» PROVIDED INFORMATION:

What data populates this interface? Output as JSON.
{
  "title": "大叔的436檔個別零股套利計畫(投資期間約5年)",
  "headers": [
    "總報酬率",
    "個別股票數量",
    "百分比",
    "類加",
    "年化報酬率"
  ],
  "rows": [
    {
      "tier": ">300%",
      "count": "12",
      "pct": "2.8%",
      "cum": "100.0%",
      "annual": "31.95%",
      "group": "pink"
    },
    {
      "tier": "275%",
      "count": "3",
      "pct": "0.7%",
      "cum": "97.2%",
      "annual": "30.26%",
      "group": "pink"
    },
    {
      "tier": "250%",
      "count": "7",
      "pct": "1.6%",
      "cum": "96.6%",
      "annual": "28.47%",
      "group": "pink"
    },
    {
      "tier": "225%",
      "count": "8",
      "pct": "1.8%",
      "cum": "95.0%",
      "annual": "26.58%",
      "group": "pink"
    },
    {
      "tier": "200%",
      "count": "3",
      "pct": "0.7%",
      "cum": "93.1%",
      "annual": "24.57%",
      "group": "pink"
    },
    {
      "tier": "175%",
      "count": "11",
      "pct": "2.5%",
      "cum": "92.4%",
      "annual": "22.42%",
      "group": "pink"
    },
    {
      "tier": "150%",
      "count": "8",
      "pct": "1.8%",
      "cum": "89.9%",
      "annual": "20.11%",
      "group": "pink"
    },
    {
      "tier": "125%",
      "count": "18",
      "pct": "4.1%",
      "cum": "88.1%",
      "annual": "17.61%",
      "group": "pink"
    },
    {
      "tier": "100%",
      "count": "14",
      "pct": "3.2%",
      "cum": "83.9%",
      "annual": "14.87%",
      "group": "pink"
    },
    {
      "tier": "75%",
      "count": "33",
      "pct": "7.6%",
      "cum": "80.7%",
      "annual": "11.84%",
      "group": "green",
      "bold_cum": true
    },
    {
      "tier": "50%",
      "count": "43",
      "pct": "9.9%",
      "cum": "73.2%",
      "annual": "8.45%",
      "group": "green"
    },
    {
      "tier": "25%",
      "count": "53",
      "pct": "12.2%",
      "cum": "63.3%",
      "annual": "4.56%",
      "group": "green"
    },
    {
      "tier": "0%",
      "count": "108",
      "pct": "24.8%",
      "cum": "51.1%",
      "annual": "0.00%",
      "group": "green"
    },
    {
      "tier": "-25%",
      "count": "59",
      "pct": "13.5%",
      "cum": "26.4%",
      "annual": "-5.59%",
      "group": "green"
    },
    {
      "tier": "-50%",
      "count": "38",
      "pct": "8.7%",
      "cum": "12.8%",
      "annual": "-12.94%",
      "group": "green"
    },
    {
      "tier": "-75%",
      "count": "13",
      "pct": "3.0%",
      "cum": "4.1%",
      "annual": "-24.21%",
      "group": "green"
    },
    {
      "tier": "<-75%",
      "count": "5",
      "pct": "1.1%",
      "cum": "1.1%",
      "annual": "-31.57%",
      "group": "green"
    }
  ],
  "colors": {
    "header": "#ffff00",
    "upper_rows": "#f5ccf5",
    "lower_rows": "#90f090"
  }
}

» TASK TO COMPLETE: Recopy the entries above exactly, with every line included.

» REPLY:
What data populates this interface? Output as JSON.
{
  "title": "大叔的436檔個別零股套利計畫(投資期間約5年)",
  "headers": [
    "總報酬率",
    "個別股票數量",
    "百分比",
    "類加",
    "年化報酬率"
  ],
  "rows": [
    {
      "tier": ">300%",
      "count": "12",
      "pct": "2.8%",
      "cum": "100.0%",
      "annual": "31.95%",
      "group": "pink"
    },
    {
      "tier": "275%",
      "count": "3",
      "pct": "0.7%",
      "cum": "97.2%",
      "annual": "30.26%",
      "group": "pink"
    },
    {
      "tier": "250%",
      "count": "7",
      "pct": "1.6%",
      "cum": "96.6%",
      "annual": "28.47%",
      "group": "pink"
    },
    {
      "tier": "225%",
      "count": "8",
      "pct": "1.8%",
      "cum": "95.0%",
      "annual": "26.58%",
      "group": "pink"
    },
    {
      "tier": "200%",
      "count": "3",
      "pct": "0.7%",
      "cum": "93.1%",
      "annual": "24.57%",
      "group": "pink"
    },
    {
      "tier": "175%",
      "count": "11",
      "pct": "2.5%",
      "cum": "92.4%",
      "annual": "22.42%",
      "group": "pink"
    },
    {
      "tier": "150%",
      "count": "8",
      "pct": "1.8%",
      "cum": "89.9%",
      "annual": "20.11%",
      "group": "pink"
    },
    {
      "tier": "125%",
      "count": "18",
      "pct": "4.1%",
      "cum": "88.1%",
      "annual": "17.61%",
      "group": "pink"
    },
    {
      "tier": "100%",
      "count": "14",
      "pct": "3.2%",
      "cum": "83.9%",
      "annual": "14.87%",
      "group": "pink"
    },
    {
      "tier": "75%",
      "count": "33",
      "pct": "7.6%",
      "cum": "80.7%",
      "annual": "11.84%",
      "group": "green",
      "bold_cum": true
    },
    {
      "tier": "50%",
      "count": "43",
      "pct": "9.9%",
      "cum": "73.2%",
      "annual": "8.45%",
      "group": "green"
    },
    {
      "tier": "25%",
      "count": "53",
      "pct": "12.2%",
      "cum": "63.3%",
      "annual": "4.56%",
      "group": "green"
    },
    {
      "tier": "0%",
      "count": "108",
      "pct": "24.8%",
      "cum": "51.1%",
      "annual": "0.00%",
      "group": "green"
    },
    {
      "tier": "-25%",
      "count": "59",
      "pct": "13.5%",
      "cum": "26.4%",
      "annual": "-5.59%",
      "group": "green"
    },
    {
      "tier": "-50%",
      "count": "38",
      "pct": "8.7%",
      "cum": "12.8%",
      "annual": "-12.94%",
      "group": "green"
    },
    {
      "tier": "-75%",
      "count": "13",
      "pct": "3.0%",
      "cum": "4.1%",
      "annual": "-24.21%",
      "group": "green"
    },
    {
      "tier": "<-75%",
      "count": "5",
      "pct": "1.1%",
      "cum": "1.1%",
      "annual": "-31.57%",
      "group": "green"
    }
  ],
  "colors": {
    "header": "#ffff00",
    "upper_rows": "#f5ccf5",
    "lower_rows": "#90f090"
  }
}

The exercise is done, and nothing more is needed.